Locate each line containing the string "index" and copy it out.

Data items
** BEGIN **

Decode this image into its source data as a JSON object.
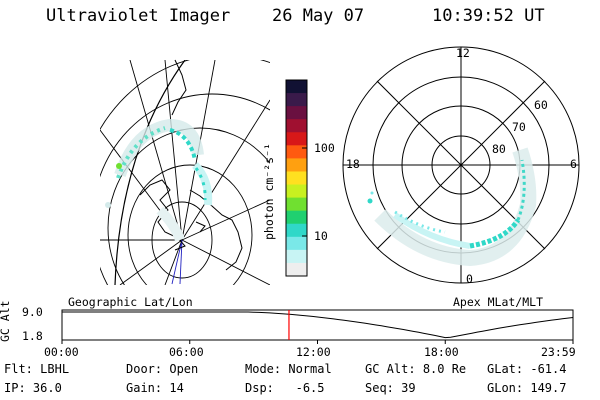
{
  "header": {
    "instrument": "Ultraviolet Imager",
    "date": "26 May 07",
    "time": "10:39:52 UT"
  },
  "colorbar": {
    "unit_label": "photon cm⁻²s⁻¹",
    "ticks": [
      "100",
      "10"
    ],
    "colors": [
      "#111133",
      "#3a1a4a",
      "#6a1040",
      "#a01030",
      "#d81818",
      "#ff5a10",
      "#ffa010",
      "#ffe020",
      "#c8f020",
      "#70e030",
      "#20d070",
      "#30d8c8",
      "#7ae8e8",
      "#c8f4f4",
      "#eeeeee"
    ]
  },
  "left_map": {
    "caption": "Geographic Lat/Lon"
  },
  "right_map": {
    "caption": "Apex MLat/MLT",
    "mlt_labels": {
      "top": "12",
      "left": "18",
      "right": "6",
      "bottom": "0"
    },
    "lat_labels": [
      "60",
      "70",
      "80"
    ]
  },
  "altitude_plot": {
    "ylabel": "GC Alt",
    "yticks": [
      "9.0",
      "1.8"
    ],
    "xticks": [
      "00:00",
      "06:00",
      "12:00",
      "18:00",
      "23:59"
    ],
    "current_time_hour": 10.66,
    "marker_color": "#ff0000"
  },
  "info_rows": [
    [
      {
        "label": "Flt:",
        "value": "LBHL"
      },
      {
        "label": "Door:",
        "value": "Open"
      },
      {
        "label": "Mode:",
        "value": "Normal"
      },
      {
        "label": "GC Alt:",
        "value": "8.0 Re"
      },
      {
        "label": "GLat:",
        "value": "-61.4"
      }
    ],
    [
      {
        "label": "IP:",
        "value": "36.0"
      },
      {
        "label": "Gain:",
        "value": "14"
      },
      {
        "label": "Dsp:",
        "value": "  -6.5"
      },
      {
        "label": "Seq:",
        "value": "39"
      },
      {
        "label": "GLon:",
        "value": "149.7"
      }
    ]
  ]
}
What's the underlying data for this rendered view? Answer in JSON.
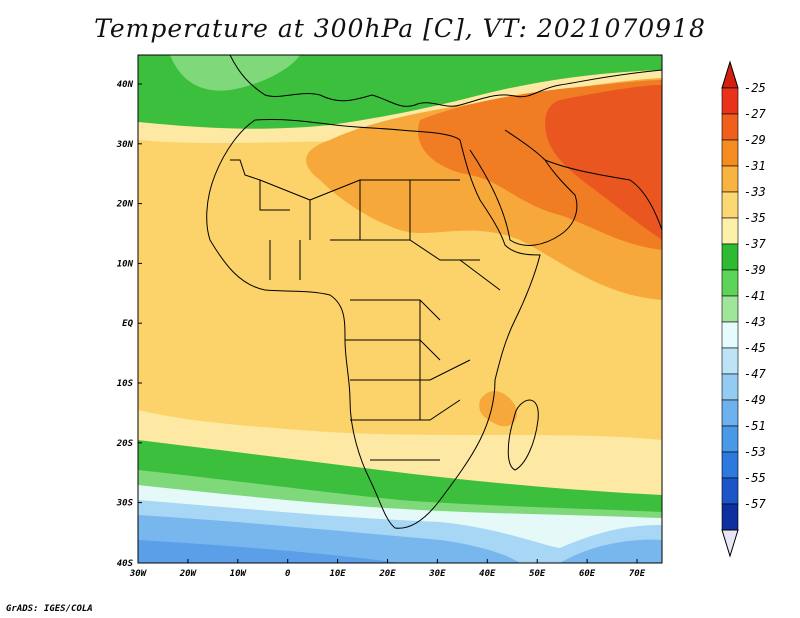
{
  "title": "Temperature at 300hPa [C], VT: 2021070918",
  "credit": "GrADS: IGES/COLA",
  "axes": {
    "lat_labels": [
      "40N",
      "30N",
      "20N",
      "10N",
      "EQ",
      "10S",
      "20S",
      "30S",
      "40S"
    ],
    "lon_labels": [
      "30W",
      "20W",
      "10W",
      "0",
      "10E",
      "20E",
      "30E",
      "40E",
      "50E",
      "60E",
      "70E"
    ]
  },
  "colorbar": {
    "labels": [
      "-25",
      "-27",
      "-29",
      "-31",
      "-33",
      "-35",
      "-37",
      "-39",
      "-41",
      "-43",
      "-45",
      "-47",
      "-49",
      "-51",
      "-53",
      "-55",
      "-57"
    ],
    "colors": [
      "#e8331a",
      "#f0601c",
      "#f58c1f",
      "#f9b340",
      "#fbd874",
      "#fdf0a8",
      "#2fba33",
      "#5ed35a",
      "#9fe69b",
      "#e6fbfb",
      "#bde3f7",
      "#94cbf3",
      "#6db2ee",
      "#4a98e8",
      "#2d79dd",
      "#1b55c8",
      "#0e2f9e"
    ],
    "top_triangle_color": "#d4210f",
    "bottom_triangle_color": "#e8e6f7"
  },
  "fill_colors": {
    "ocean_base": "#fde9a3",
    "warm_band": "#fbd36a",
    "orange": "#f7a83a",
    "dark_orange": "#f07c24",
    "red_orange": "#ea5620",
    "green": "#3cbf3c",
    "light_green": "#7fd97a",
    "pale_cyan": "#e4f9f8",
    "light_blue": "#a8d6f5",
    "blue": "#78b6ee",
    "mid_blue": "#5b9fe9",
    "border": "#000000"
  }
}
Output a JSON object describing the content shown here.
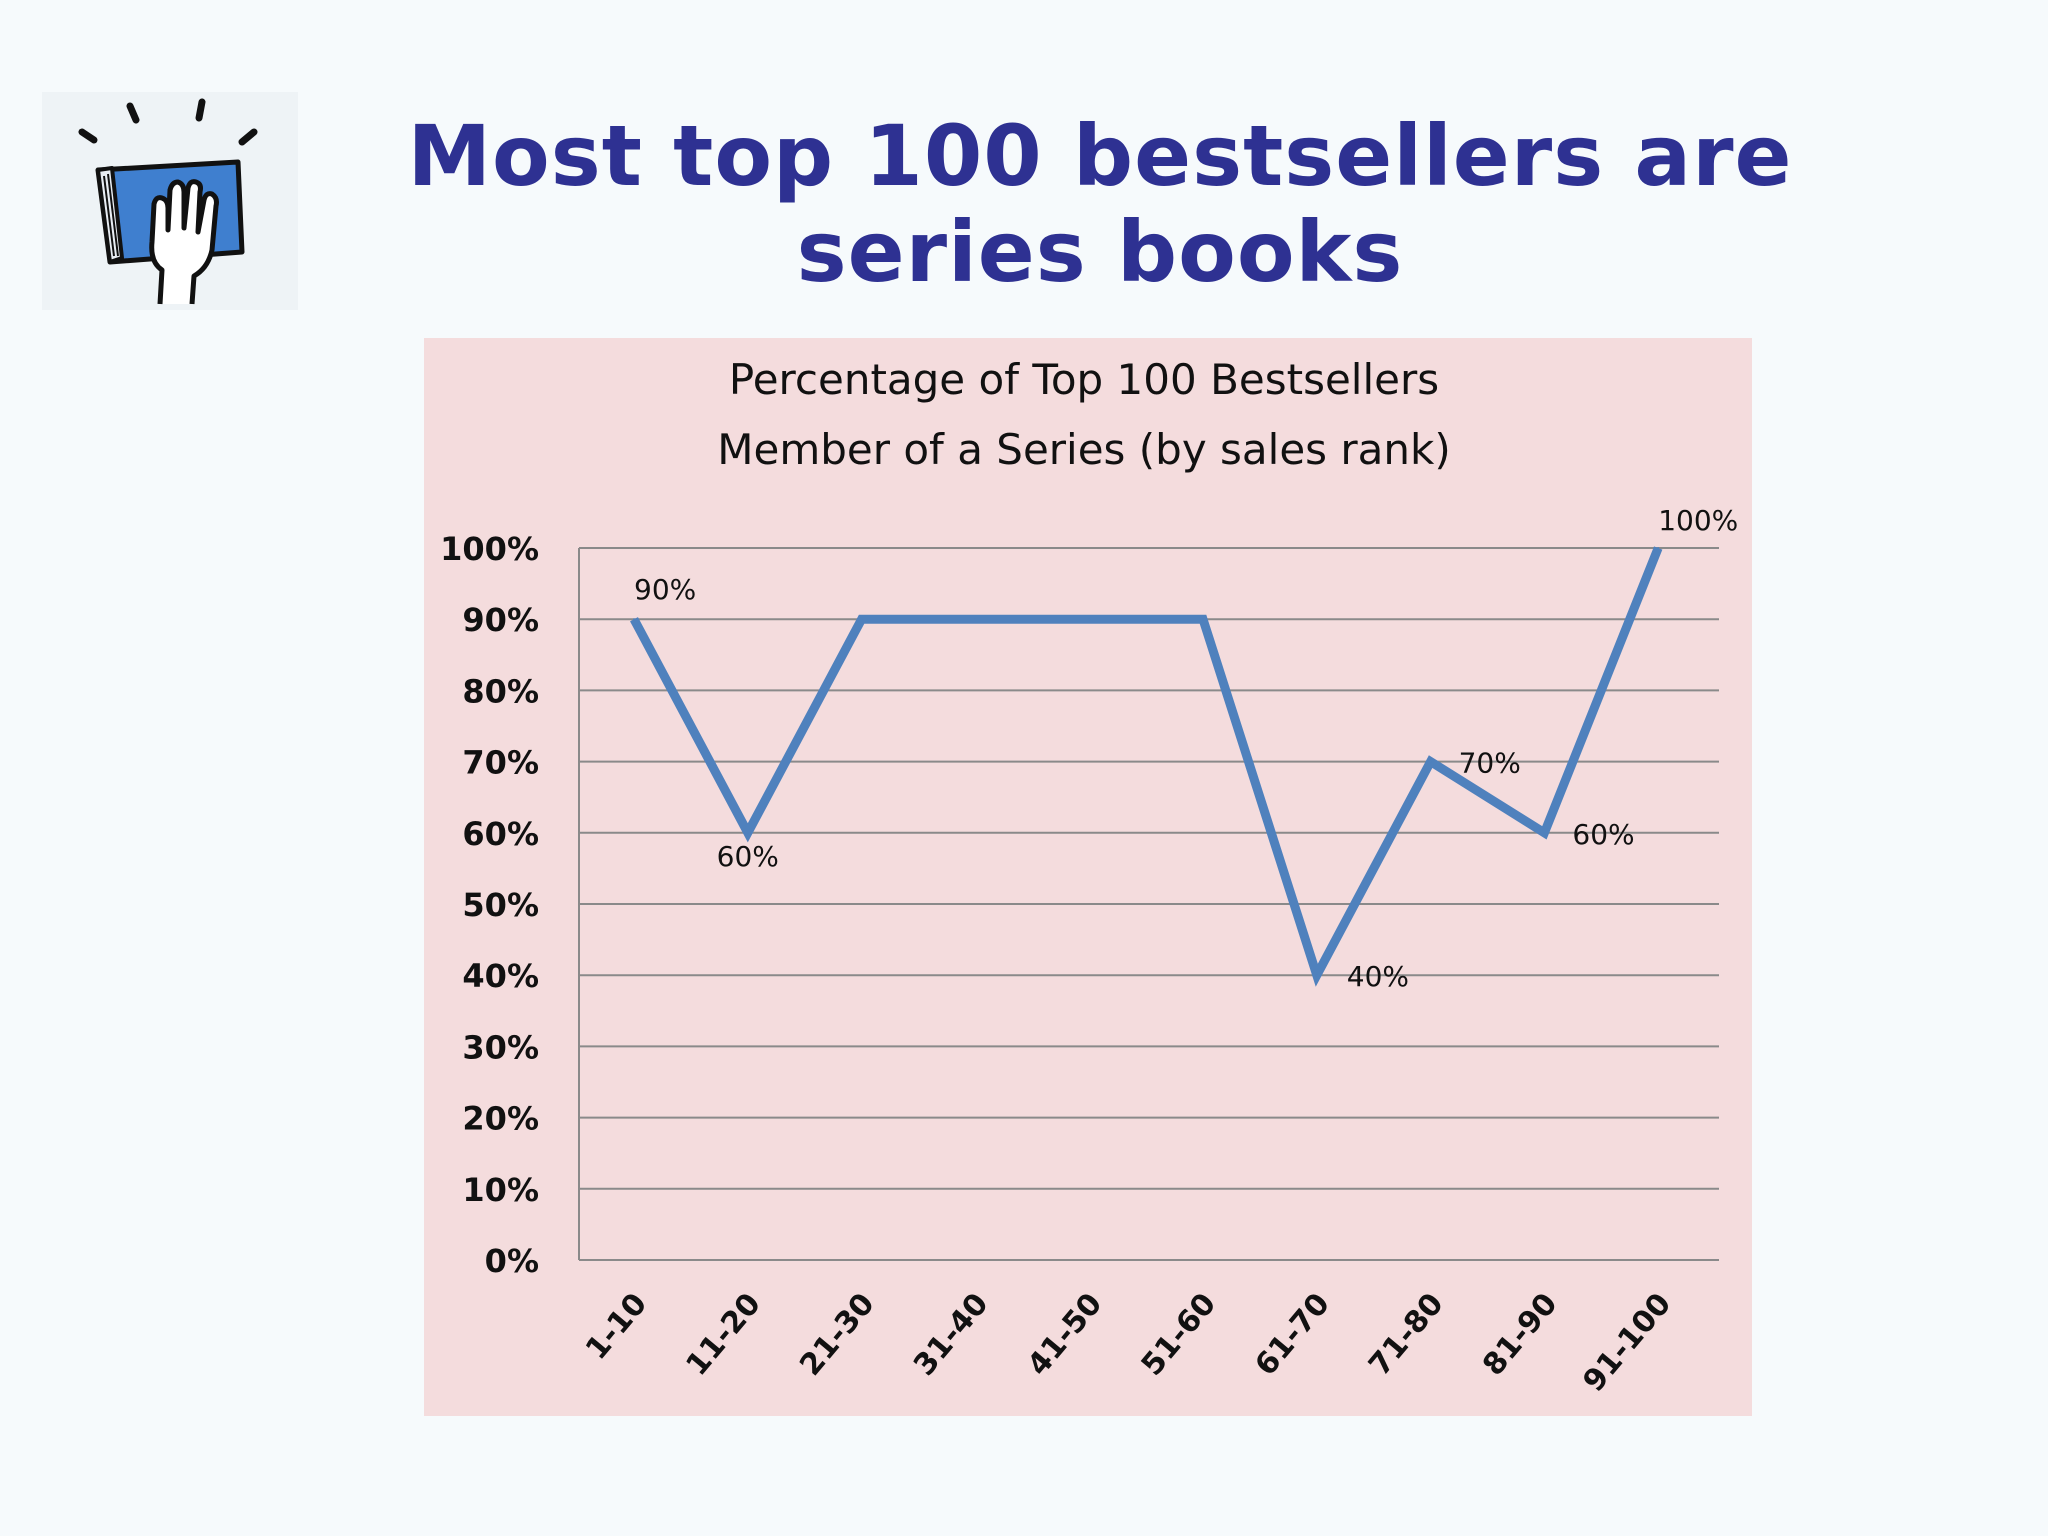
{
  "slide": {
    "title_line1": "Most top 100 bestsellers are",
    "title_line2": "series books"
  },
  "icon": "book-hand-icon",
  "colors": {
    "title": "#2e3192",
    "panel_background": "#f4dcdd",
    "series_line": "#4f81bd",
    "gridline": "#8a8a8a",
    "icon_book": "#3f7fcf"
  },
  "chart_data": {
    "type": "line",
    "title": "Percentage of Top 100 Bestsellers",
    "subtitle": "Member of a Series (by sales rank)",
    "categories": [
      "1-10",
      "11-20",
      "21-30",
      "31-40",
      "41-50",
      "51-60",
      "61-70",
      "71-80",
      "81-90",
      "91-100"
    ],
    "series": [
      {
        "values": [
          90,
          60,
          90,
          90,
          90,
          90,
          40,
          70,
          60,
          100
        ]
      }
    ],
    "data_labels": [
      {
        "index": 0,
        "text": "90%"
      },
      {
        "index": 1,
        "text": "60%"
      },
      {
        "index": 6,
        "text": "40%"
      },
      {
        "index": 7,
        "text": "70%"
      },
      {
        "index": 8,
        "text": "60%"
      },
      {
        "index": 9,
        "text": "100%"
      }
    ],
    "y_ticks": [
      "0%",
      "10%",
      "20%",
      "30%",
      "40%",
      "50%",
      "60%",
      "70%",
      "80%",
      "90%",
      "100%"
    ],
    "ylim": [
      0,
      100
    ],
    "grid": true,
    "legend": "none"
  }
}
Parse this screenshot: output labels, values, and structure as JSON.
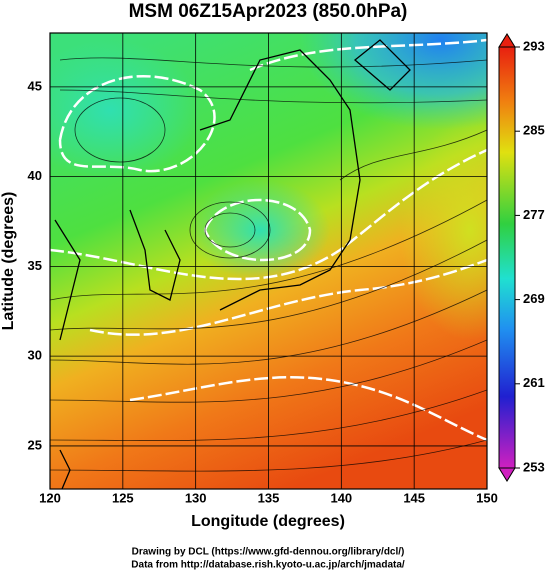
{
  "title": "MSM 06Z15Apr2023 (850.0hPa)",
  "map": {
    "x_label": "Longitude (degrees)",
    "y_label": "Latitude  (degrees)",
    "xlim": [
      120,
      150
    ],
    "ylim": [
      22.6,
      48
    ],
    "xticks": [
      120,
      125,
      130,
      135,
      140,
      145,
      150
    ],
    "yticks": [
      25,
      30,
      35,
      40,
      45
    ]
  },
  "colorbar": {
    "lim": [
      253,
      293
    ],
    "ticks": [
      253,
      261,
      269,
      277,
      285,
      293
    ]
  },
  "footer": [
    "Drawing by DCL (https://www.gfd-dennou.org/library/dcl/)",
    "Data from http://database.rish.kyoto-u.ac.jp/arch/jmadata/"
  ]
}
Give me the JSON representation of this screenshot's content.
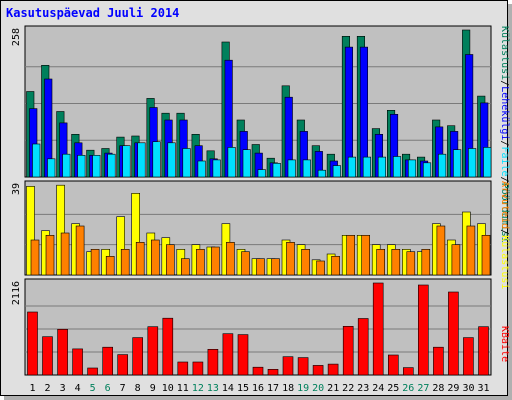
{
  "page": {
    "title": "Kasutuspäevad Juuli 2014"
  },
  "colors": {
    "frame_bg": "#e0e0e0",
    "plot_bg": "#c0c0c0",
    "kulastused": "#00805c",
    "lehekulgi": "#0000ff",
    "failid": "#00e0ff",
    "arvutid": "#ffff00",
    "kulastajad": "#ff8000",
    "kbaidid": "#ff0000",
    "weekend_day": "#00805c",
    "weekday": "#000000"
  },
  "chart_data": [
    {
      "type": "bar",
      "panel": "top",
      "ymax_label": "258",
      "ylim": [
        0,
        258
      ],
      "legend": [
        "Külastusi",
        "/",
        "Lehekülgi",
        "/",
        "Faile",
        "/",
        "Pöördumisi"
      ],
      "legend_colors": [
        "#00805c",
        "#000000",
        "#0000ff",
        "#000000",
        "#00e0ff",
        "#000000",
        "#00805c"
      ],
      "series": [
        {
          "name": "Pöördumisi",
          "values": [
            150,
            196,
            115,
            75,
            47,
            50,
            70,
            72,
            138,
            112,
            112,
            75,
            46,
            237,
            100,
            57,
            33,
            160,
            100,
            55,
            40,
            247,
            247,
            85,
            117,
            40,
            35,
            100,
            90,
            258,
            142
          ]
        },
        {
          "name": "Lehekülgi",
          "values": [
            120,
            172,
            95,
            60,
            38,
            42,
            55,
            60,
            122,
            100,
            100,
            55,
            32,
            205,
            80,
            42,
            25,
            140,
            80,
            45,
            28,
            228,
            228,
            75,
            110,
            30,
            28,
            88,
            80,
            215,
            130
          ]
        },
        {
          "name": "Faile",
          "values": [
            58,
            32,
            40,
            38,
            38,
            40,
            55,
            60,
            62,
            60,
            50,
            28,
            30,
            52,
            48,
            13,
            24,
            30,
            30,
            12,
            20,
            35,
            35,
            35,
            36,
            30,
            25,
            40,
            48,
            50,
            52
          ]
        }
      ]
    },
    {
      "type": "bar",
      "panel": "middle",
      "ymax_label": "39",
      "ylim": [
        0,
        39
      ],
      "legend": [
        "Arvuteid",
        "/",
        "Külastusi"
      ],
      "legend_colors": [
        "#ff8000",
        "#000000",
        "#ffff00"
      ],
      "series": [
        {
          "name": "Külastusi",
          "values": [
            38,
            19,
            38.5,
            22,
            10,
            11,
            25,
            35,
            18,
            16,
            11,
            13,
            12,
            22,
            11,
            7,
            7,
            15,
            13,
            6.5,
            9,
            17,
            17,
            13,
            13,
            11,
            10,
            22,
            15,
            27,
            22
          ]
        },
        {
          "name": "Arvuteid",
          "values": [
            15,
            17,
            18,
            21,
            11,
            8,
            11,
            14,
            15,
            13,
            7,
            11,
            12,
            14,
            10,
            7,
            7,
            14,
            11,
            6,
            8,
            17,
            17,
            11,
            11,
            10,
            11,
            21,
            13,
            21,
            17
          ]
        }
      ]
    },
    {
      "type": "bar",
      "panel": "bottom",
      "ymax_label": "2116",
      "ylim": [
        0,
        2116
      ],
      "legend": [
        "KBaite"
      ],
      "legend_colors": [
        "#ff0000"
      ],
      "series": [
        {
          "name": "KBaite",
          "values": [
            1450,
            880,
            1050,
            600,
            160,
            640,
            470,
            860,
            1110,
            1306,
            300,
            300,
            590,
            950,
            930,
            180,
            130,
            420,
            400,
            220,
            250,
            1120,
            1300,
            2116,
            460,
            170,
            2070,
            640,
            1910,
            860,
            1110
          ]
        }
      ]
    }
  ],
  "x_labels": [
    "1",
    "2",
    "3",
    "4",
    "5",
    "6",
    "7",
    "8",
    "9",
    "10",
    "11",
    "12",
    "13",
    "14",
    "15",
    "16",
    "17",
    "18",
    "19",
    "20",
    "21",
    "22",
    "23",
    "24",
    "25",
    "26",
    "27",
    "28",
    "29",
    "30",
    "31"
  ],
  "weekend_days": [
    5,
    6,
    12,
    13,
    19,
    20,
    26,
    27
  ]
}
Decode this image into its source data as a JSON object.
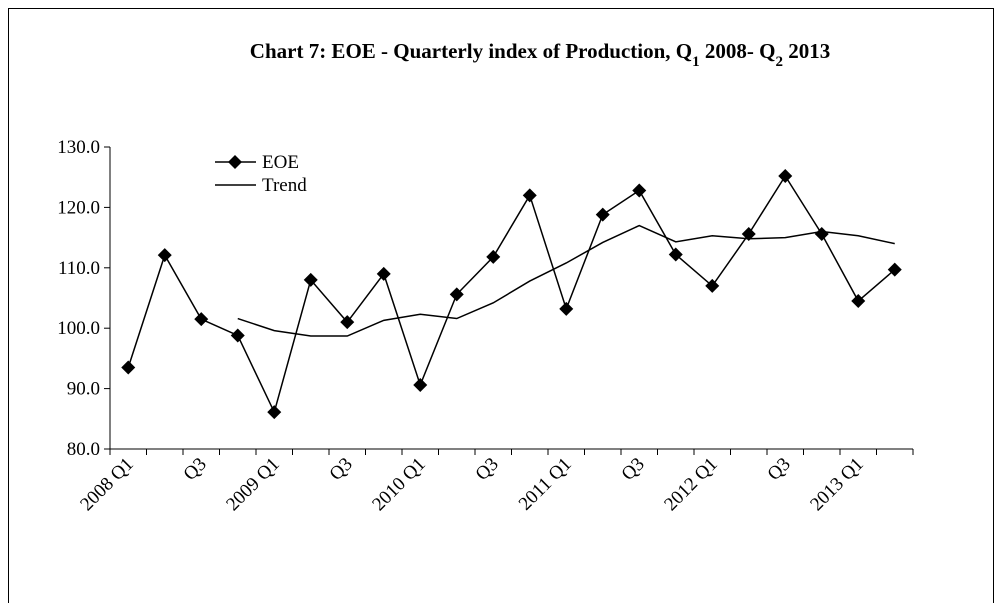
{
  "chart_data": {
    "type": "line",
    "title": [
      "Chart 7: EOE - Quarterly index of Production,  Q",
      "1",
      " 2008- Q",
      "2",
      " 2013"
    ],
    "categories": [
      "2008 Q1",
      null,
      "Q3",
      null,
      "2009 Q1",
      null,
      "Q3",
      null,
      "2010 Q1",
      null,
      "Q3",
      null,
      "2011 Q1",
      null,
      "Q3",
      null,
      "2012 Q1",
      null,
      "Q3",
      null,
      "2013 Q1",
      null
    ],
    "series": [
      {
        "name": "EOE",
        "color": "#000000",
        "marker": "diamond",
        "values": [
          93.5,
          112.1,
          101.5,
          98.8,
          86.1,
          108.0,
          101.0,
          109.0,
          90.6,
          105.6,
          111.8,
          122.0,
          103.2,
          118.8,
          122.8,
          112.2,
          107.0,
          115.6,
          125.2,
          115.6,
          104.5,
          109.7
        ]
      },
      {
        "name": "Trend",
        "color": "#000000",
        "values": [
          null,
          null,
          null,
          101.6,
          99.6,
          98.7,
          98.7,
          101.3,
          102.3,
          101.6,
          104.2,
          107.8,
          110.8,
          114.2,
          117.0,
          114.3,
          115.3,
          114.8,
          115.0,
          116.0,
          115.3,
          114.0
        ]
      }
    ],
    "ylim": [
      80,
      130
    ],
    "yticks": [
      {
        "value": 80,
        "label": "80.0"
      },
      {
        "value": 90,
        "label": "90.0"
      },
      {
        "value": 100,
        "label": "100.0"
      },
      {
        "value": 110,
        "label": "110.0"
      },
      {
        "value": 120,
        "label": "120.0"
      },
      {
        "value": 130,
        "label": "130.0"
      }
    ],
    "legend": "top-left"
  }
}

** END **

* **Solved problem**
        "index": 0,
        "index": 1,
        "index": 6,
        "index": 7,
        "index": 8,
        "index": 9,
      "Chart 7: EOE - Quarterly index of Production,  Q",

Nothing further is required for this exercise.